BEGIN Listed entries

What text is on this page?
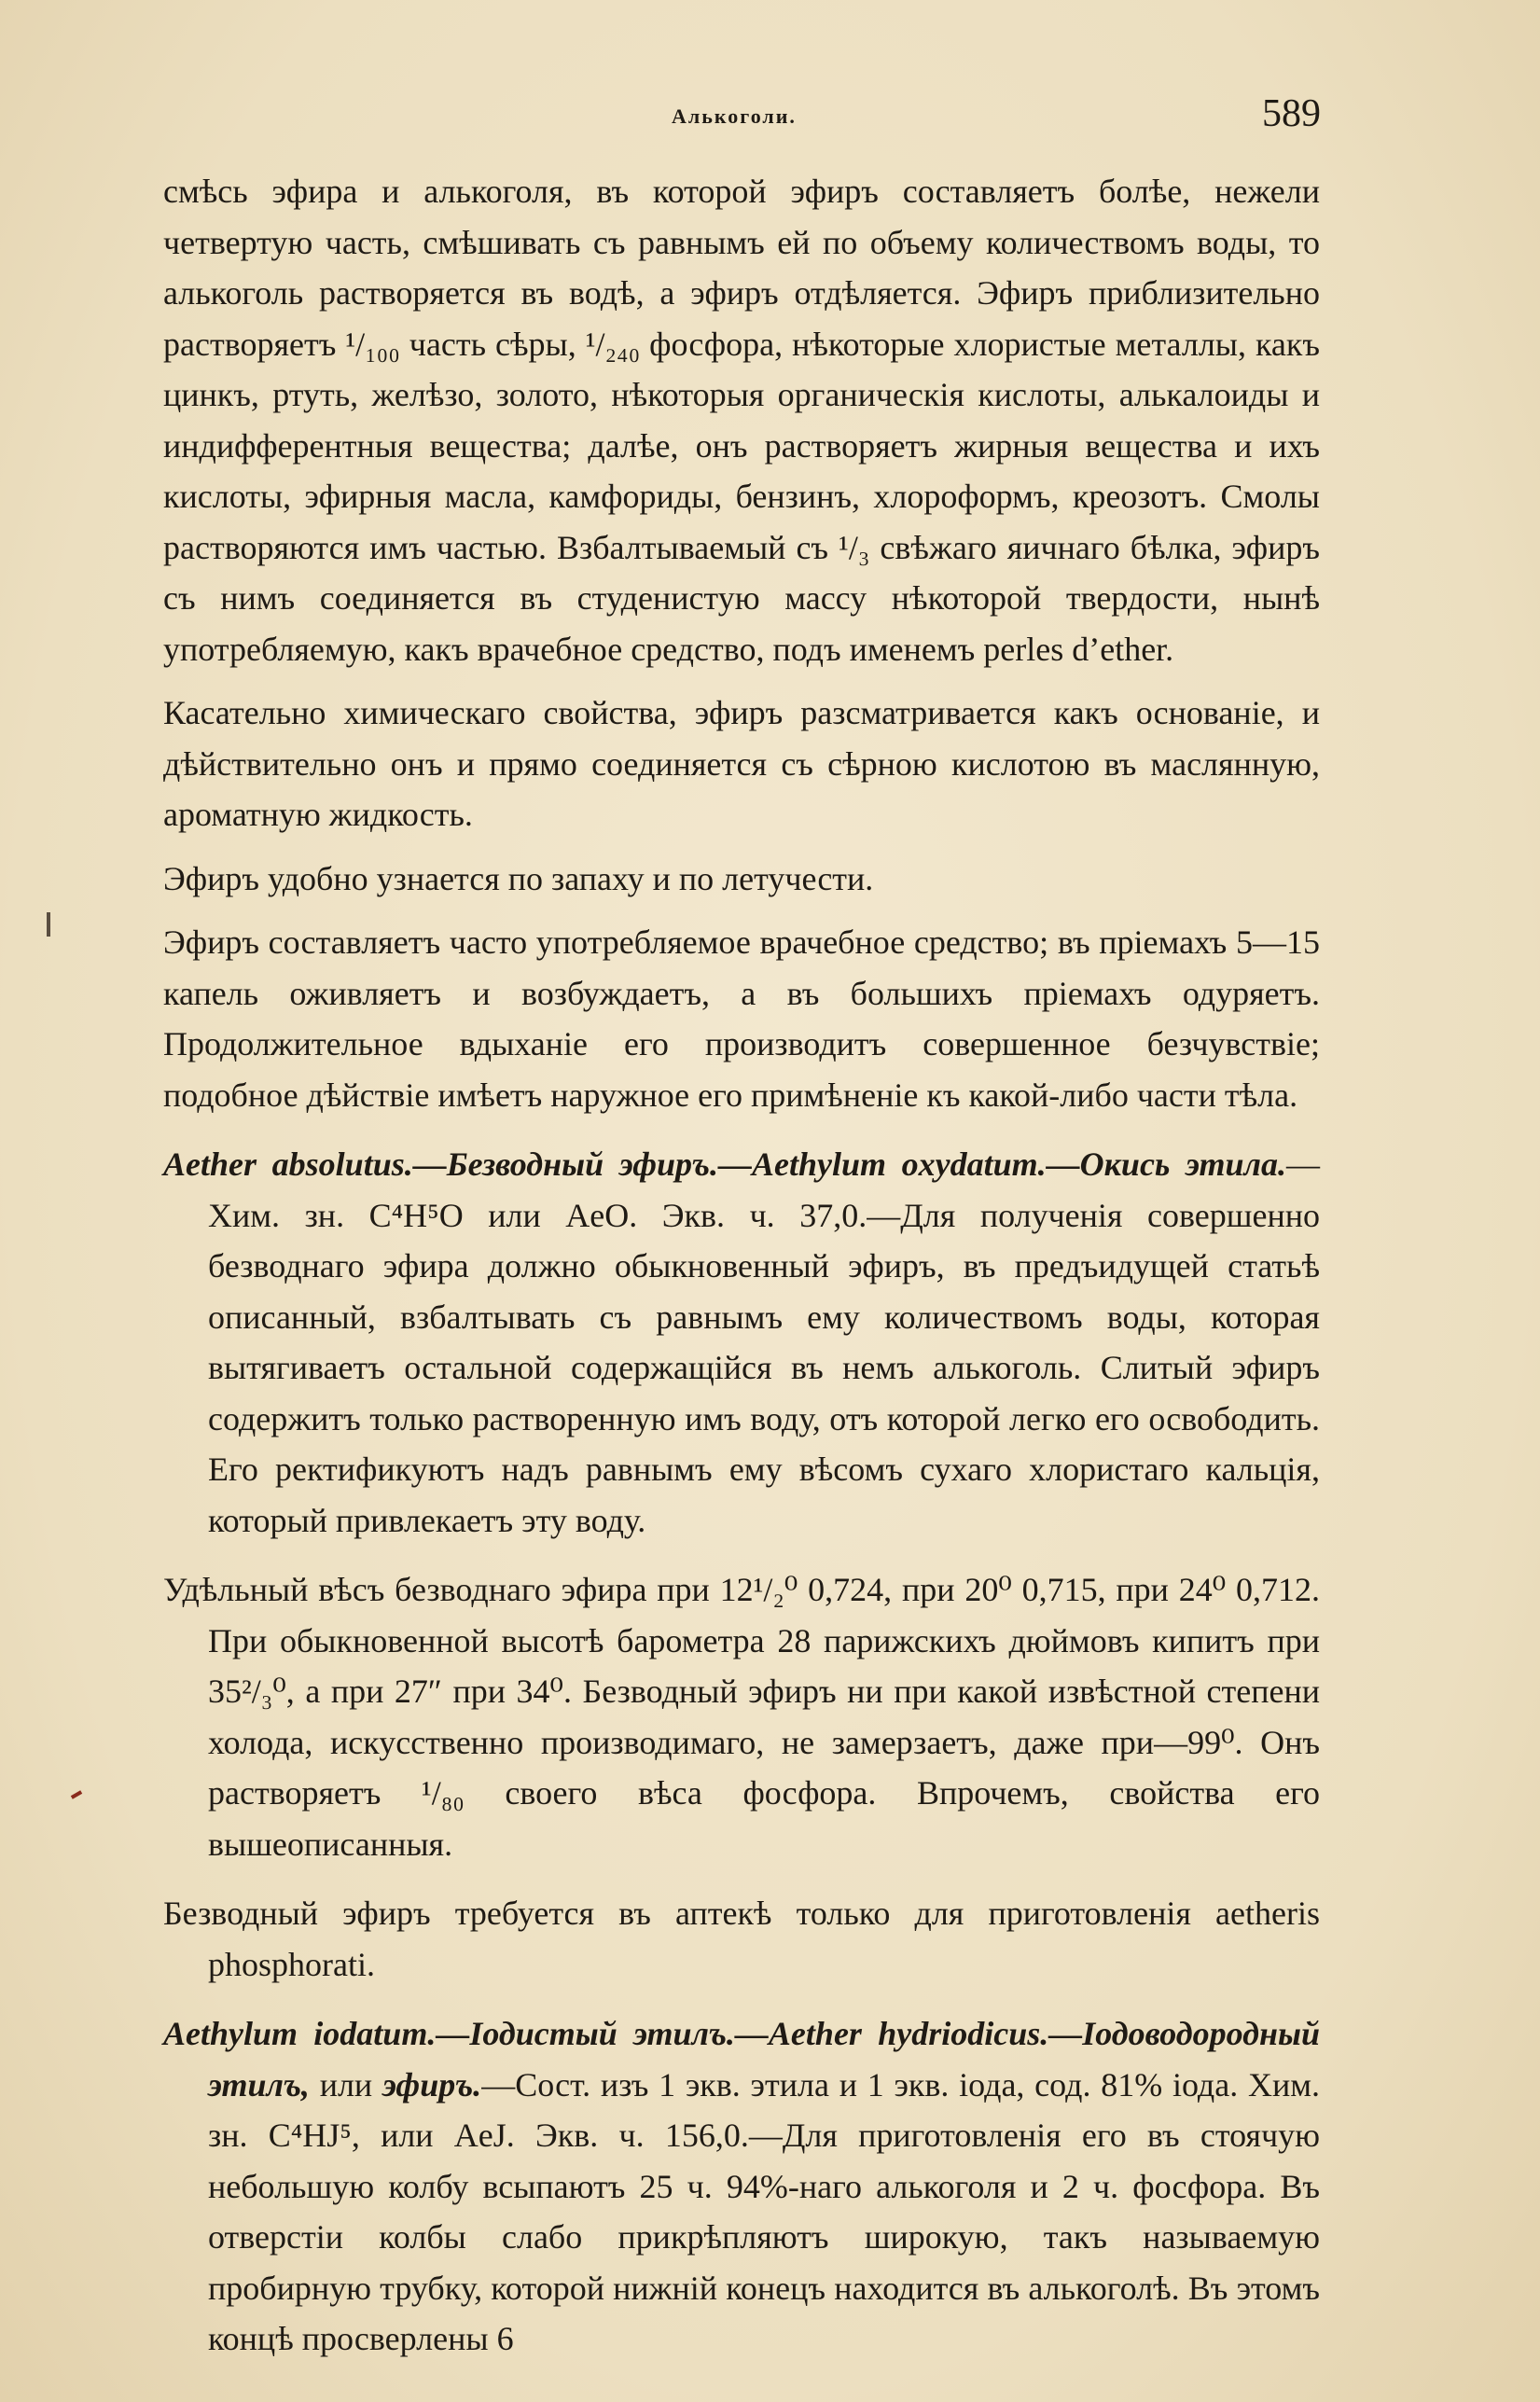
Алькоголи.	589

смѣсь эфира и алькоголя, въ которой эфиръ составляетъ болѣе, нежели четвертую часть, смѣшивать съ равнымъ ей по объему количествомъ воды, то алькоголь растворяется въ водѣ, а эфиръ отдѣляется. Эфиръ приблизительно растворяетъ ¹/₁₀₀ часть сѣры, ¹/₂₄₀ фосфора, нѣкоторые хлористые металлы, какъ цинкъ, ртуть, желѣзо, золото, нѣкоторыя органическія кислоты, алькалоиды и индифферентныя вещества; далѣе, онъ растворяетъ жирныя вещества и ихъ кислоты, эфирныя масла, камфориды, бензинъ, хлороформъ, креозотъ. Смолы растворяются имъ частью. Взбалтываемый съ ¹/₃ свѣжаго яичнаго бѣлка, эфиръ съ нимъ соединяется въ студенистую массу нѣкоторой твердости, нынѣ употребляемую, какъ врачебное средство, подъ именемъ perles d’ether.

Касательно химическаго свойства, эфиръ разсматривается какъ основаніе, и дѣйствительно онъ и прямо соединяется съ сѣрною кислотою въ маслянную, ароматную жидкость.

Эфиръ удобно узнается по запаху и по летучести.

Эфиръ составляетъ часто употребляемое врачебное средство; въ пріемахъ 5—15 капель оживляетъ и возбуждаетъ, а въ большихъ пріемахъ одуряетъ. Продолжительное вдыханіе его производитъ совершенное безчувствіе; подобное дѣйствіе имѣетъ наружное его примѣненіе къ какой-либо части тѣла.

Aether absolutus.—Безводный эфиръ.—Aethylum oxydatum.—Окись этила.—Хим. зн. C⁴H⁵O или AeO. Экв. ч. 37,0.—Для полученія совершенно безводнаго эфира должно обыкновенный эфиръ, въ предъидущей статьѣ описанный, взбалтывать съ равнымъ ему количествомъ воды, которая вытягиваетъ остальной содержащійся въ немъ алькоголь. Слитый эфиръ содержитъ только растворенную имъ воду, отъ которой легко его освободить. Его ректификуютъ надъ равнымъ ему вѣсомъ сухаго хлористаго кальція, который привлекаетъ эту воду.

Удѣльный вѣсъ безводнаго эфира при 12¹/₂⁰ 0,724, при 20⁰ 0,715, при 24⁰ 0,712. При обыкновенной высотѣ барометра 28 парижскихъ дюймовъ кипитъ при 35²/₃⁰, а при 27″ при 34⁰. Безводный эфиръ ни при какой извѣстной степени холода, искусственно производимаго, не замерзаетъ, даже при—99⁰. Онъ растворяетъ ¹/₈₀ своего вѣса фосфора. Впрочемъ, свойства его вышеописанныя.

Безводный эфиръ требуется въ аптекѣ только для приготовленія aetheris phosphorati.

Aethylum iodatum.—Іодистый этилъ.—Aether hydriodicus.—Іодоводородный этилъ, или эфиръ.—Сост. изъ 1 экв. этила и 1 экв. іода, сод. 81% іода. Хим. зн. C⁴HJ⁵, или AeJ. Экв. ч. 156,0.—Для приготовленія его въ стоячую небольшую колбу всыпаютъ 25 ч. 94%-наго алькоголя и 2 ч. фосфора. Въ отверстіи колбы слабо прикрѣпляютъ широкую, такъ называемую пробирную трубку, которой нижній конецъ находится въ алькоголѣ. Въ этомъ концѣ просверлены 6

END Listed entries

* _What you are asked to do_: Each line in the entries above that includes the string "какой" should be extracted.

* _Solution to the problem_:
Эфиръ составляетъ часто употребляемое врачебное средство; въ пріемахъ 5—15 капель оживляетъ и возбуждаетъ, а въ большихъ пріемахъ одуряетъ. Продолжительное вдыханіе его производитъ совершенное безчувствіе; подобное дѣйствіе имѣетъ наружное его примѣненіе къ какой-либо части тѣла.
Удѣльный вѣсъ безводнаго эфира при 12¹/₂⁰ 0,724, при 20⁰ 0,715, при 24⁰ 0,712. При обыкновенной высотѣ барометра 28 парижскихъ дюймовъ кипитъ при 35²/₃⁰, а при 27″ при 34⁰. Безводный эфиръ ни при какой извѣстной степени холода, искусственно производимаго, не замерзаетъ, даже при—99⁰. Онъ растворяетъ ¹/₈₀ своего вѣса фосфора. Впрочемъ, свойства его вышеописанныя.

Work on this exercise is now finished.